### EXCERPT TO READ

“The difference between a railroad and linear adventure is vast,” said James Haeck in a recent episode of the “Eldrich Lorecast” podcast. In this context a “linear adventure” means the kind of very common trad campaign play, either from a purchased adventure-path product or made at home. These adventures are event-based plots that have a set ending point, and, especially in a published book, story beats that the characters encounter in a pre-determined structure. All of the combat encounters in this structure are “balanced,” which does not mean that they will be fair fights but that the characters at the appropriate level will likely succeed unless there is an unlikely preponderance of bad decisions and/ or bad rolls, or perhaps if the GM decides that a character death would be narratively meaningful.
That’s all stating the obvious—the qualities of adventure path play are well known and form the core of the hobby. However, writing out such a description makes it rather obvious that these “linear” campaigns are, in fact, railroads. To greater or lesser degrees, the adventure decides in advance how the story will begin, build, develop, and end. You can flip to any random page in an adventure path and know the level and loadout of the characters, their location, the major events of the story thus far, and even the major decisions of the PCs, precisely because decisions of consequence will not be left to the PCs. A fair amount of trad gm advice has nothing to do with not railroading the players, but rather how to soften the rails, giving players an illusion of decision-making freedom while always guiding them back to an already-decided narrative. We can maybe call it a freeway rather than a railroad: you can choose your lane, maybe you can even stop for a rest break now and then, but you are traveling along a particular route and stopping a particular destination.
In a previous episode, the “lorecast” unwittingly made this point explicitly. First, guest Mike Shea discussed giving players a choice of three quests that all tie into the larger plots of a villain. This is not inherently bad advice, so long as the GM is also open to other activities the players want to pursue (he’s advocated such an approach before). However, then host Shawn Merwin chimes in with some of the worst GM advice I’ve heard in a while. He says
And the good part about that is if you do have a player—I’m not going to call this player problematic I’m going to call this player challenging [laughter]. The player is challenging because you set up these three quests, and they want to know who the mayor is and if they can romance them. Well, you can still then just say ‘yes, you can go talk to the mayor...’ Now the mayor, who I didn’t even think of, is a servant of the dragons who are ruling [the BBEG]. I’m going to keep putting that quest in front of you. It’s something that is going to lead you toward the north star that we’re always heading to.
In other words, railroading. Here, when a player shows even a minimum level of agency or curiosity about the fictional world or does anything other than the very limited choice the GM sets in front of them, they are immediately directed back to the plots of the singular villain, which is the only thing they can engage with. The PCs have now found themselves in a kind of Truman-show scenario, where the world is just plywood set dressing for the GM’s already made story. All this is perhaps not surprising, given that earlier in the episode he says that “stepping on player agency isn’t about taking the story where you as the game master see it going,” even though unilaterally directing the story to a particular conclusion is literally an example of stepping on player agency.
It’s also not surprising that his advice is framed around a player who is “problematic/challenging,” because railroading is essentially an adversarial style of play. The player is ‘challenging’ to deal with because they insist on the premise of TTRPGs, namely that the characters exist in a living world and can do anything within the physical and metaphysical bounds of that fictional world.

######
### DATA ENTRIES

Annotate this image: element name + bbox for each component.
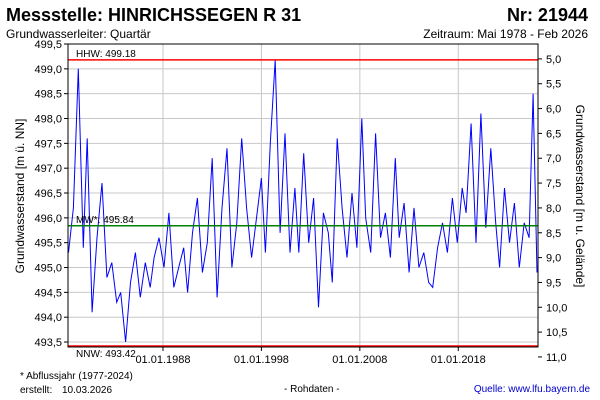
x-tick-label: 01.01.2018 xyxy=(431,354,486,366)
y-tick-label: 498,0 xyxy=(34,114,62,126)
y2-tick-label: 11,0 xyxy=(546,352,567,364)
data-type-label: - Rohdaten - xyxy=(284,384,340,395)
aquifer-label: Grundwasserleiter: Quartär xyxy=(6,27,151,41)
y-tick-label: 497,0 xyxy=(34,163,62,175)
y-tick-label: 495,5 xyxy=(34,238,62,250)
series-line xyxy=(68,59,538,343)
series-layer xyxy=(68,59,538,343)
y2-tick-label: 10,5 xyxy=(546,327,567,339)
y-tick-label: 496,5 xyxy=(34,188,62,200)
y-tick-label: 499,5 xyxy=(34,39,62,51)
y-tick-label: 494,5 xyxy=(34,287,62,299)
y-axis-label-right-wrap: Grundwasserstand [m u. Gelände] xyxy=(573,105,587,288)
created-label: erstellt: xyxy=(20,385,53,396)
y-tick-label: 493,5 xyxy=(34,337,62,349)
x-tick-label: 01.01.2008 xyxy=(332,354,387,366)
y-axis-label-left: Grundwasserstand [m ü. NN] xyxy=(13,119,27,274)
y2-tick-label: 9,5 xyxy=(546,277,561,289)
y-tick-label: 497,5 xyxy=(34,138,62,150)
plot-frame xyxy=(67,43,539,348)
y-axis-label-right: Grundwasserstand [m u. Gelände] xyxy=(573,105,587,288)
nnw-label: NNW: 493.42 xyxy=(76,349,136,360)
reference-lines: HHW: 499.18 MW*: 495.84 NNW: 493.42 xyxy=(68,49,538,360)
y2-tick-label: 6,0 xyxy=(546,104,561,116)
y-tick-label: 498,5 xyxy=(34,89,62,101)
y2-tick-label: 8,5 xyxy=(546,228,561,240)
x-tick-label: 01.01.1988 xyxy=(135,354,190,366)
footnote: * Abflussjahr (1977-2024) xyxy=(20,371,133,382)
y-tick-label: 495,0 xyxy=(34,263,62,275)
y2-tick-label: 10,0 xyxy=(546,302,567,314)
page-title: Messstelle: HINRICHSSEGEN R 31 xyxy=(6,5,302,25)
mw-label: MW*: 495.84 xyxy=(76,215,134,226)
y-tick-label: 494,0 xyxy=(34,312,62,324)
axes: 493,5 494,0 494,5 495,0 495,5 496,0 496,5 497,0… xyxy=(34,39,567,366)
station-number: Nr: 21944 xyxy=(506,5,588,25)
y2-tick-label: 5,5 xyxy=(546,79,561,91)
source-link[interactable]: Quelle: www.lfu.bayern.de xyxy=(473,384,590,395)
y-tick-label: 496,0 xyxy=(34,213,62,225)
y-tick-label: 499,0 xyxy=(34,64,62,76)
y2-tick-label: 9,0 xyxy=(546,253,561,265)
x-tick-label: 01.01.1998 xyxy=(234,354,289,366)
created-date: 10.03.2026 xyxy=(62,385,113,396)
y2-tick-label: 7,0 xyxy=(546,153,561,165)
hhw-label: HHW: 499.18 xyxy=(76,49,136,60)
y2-tick-label: 5,0 xyxy=(546,54,561,66)
y2-tick-label: 8,0 xyxy=(546,203,561,215)
period-label: Zeitraum: Mai 1978 - Feb 2026 xyxy=(423,27,588,41)
y2-tick-label: 7,5 xyxy=(546,178,561,190)
y2-tick-label: 6,5 xyxy=(546,128,561,140)
y-axis-label-left-wrap: Grundwasserstand [m ü. NN] xyxy=(13,119,27,274)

######

** TASK LIST **
a: In the essay on railroading in tabletop campaigns, which guest discussed giving players a choice of three quests that all tie into a villain's larger plots?
b: Write a continuation of the essay on railroading in tabletop campaigns, starting after its final sentence.

** OUTPUTS **
a: Mike Shea.

b:
Feels like
The podcast where Haeck makes the above claim is explicitly about published adventures, and in that way is not about the merits of linear adventure but how to write them. Indeed, I think that adventure writers are more canny in how they present linear adventures than they were back in the days of OG Dragonlance. The mistake, however, is thinking that these techniques make the linear adventure something other than a railroad/freeway. Rather, the focus is on how to make the railroading “more palatable,” as Haeck says.
Their examples are mostly taken from video games and interactive fiction, modes of storytelling that do not feature a live human being that can dynamically respond to the audience and invent new fiction as a result. Rather, GM prep is treated like a questline would be in a crpg, with only so many branching options possible. Guest Erin Roberts compares a linear adventure to “choice models” in interactive fiction where “the left and right [choice] are the only ones available and they are different enough that it feels like you got to make—because you did—actually got to make a substantive choice, but in the end those branches eventually get you back to some major stream.” The interruptive slip is interesting, because it is almost like Roberts hears herself describing a false choice that merely “feels like” a real one. Haeck similarly discusses how the gameplay of Breath of the Wild makes players “feel like a genius” for solving a puzzle. Host Ben Byrne then describes running a Witcher-style monster hunt in a ttrpg,
you will find the monster, you will fight it, and because, talking in a 5th edition context, your characters are generally all pretty good at fighting things, you will probably defeat it. But, if you engage fully in the story, and you succeed the checks that are put along the way, you discover [a fuller backstory]. That’s the skill of players engaging with the game fully. That’s not mandatory to get the entire story, [but if you do] you feel like a frickin genius…it’s not hard, it’s not particularly difficult to figure out, it makes you feel really proficient and really skilled to engage in those systems, but you don’t have to to be able to complete the narrative.
That is, the choices you make to research the monster or not, or to take path A or B, are ultimately immaterial, as success is guaranteed (and they insist on including enough choices that the PCs can always ‘fail foward’ to the next moment in the plot). But one must still include the illusion of choice, because it is important the players feel like their actions and decisions are impactful.
Trad icon Matt Colville has expressed similar sentiments in the past about the value of linear adventures, but interestingly, rewatching his video on the topic indicates a point of view that is clearer and more nuanced than what the Lorecast crew provides. For one, he calls out much of the above (e.g. a branching path that leads to the same end point) as what it is, i.e. railroading. It shows how, when one accepts the premise that constraining choice is necessary to tell a satisfying story, you can easily slip to a situation that Merwin describes, where any attempt to engage as a fictional character in a living world is “problematic.” A few steps further, and we have what Justin Alexander calls a cargo cult adventure.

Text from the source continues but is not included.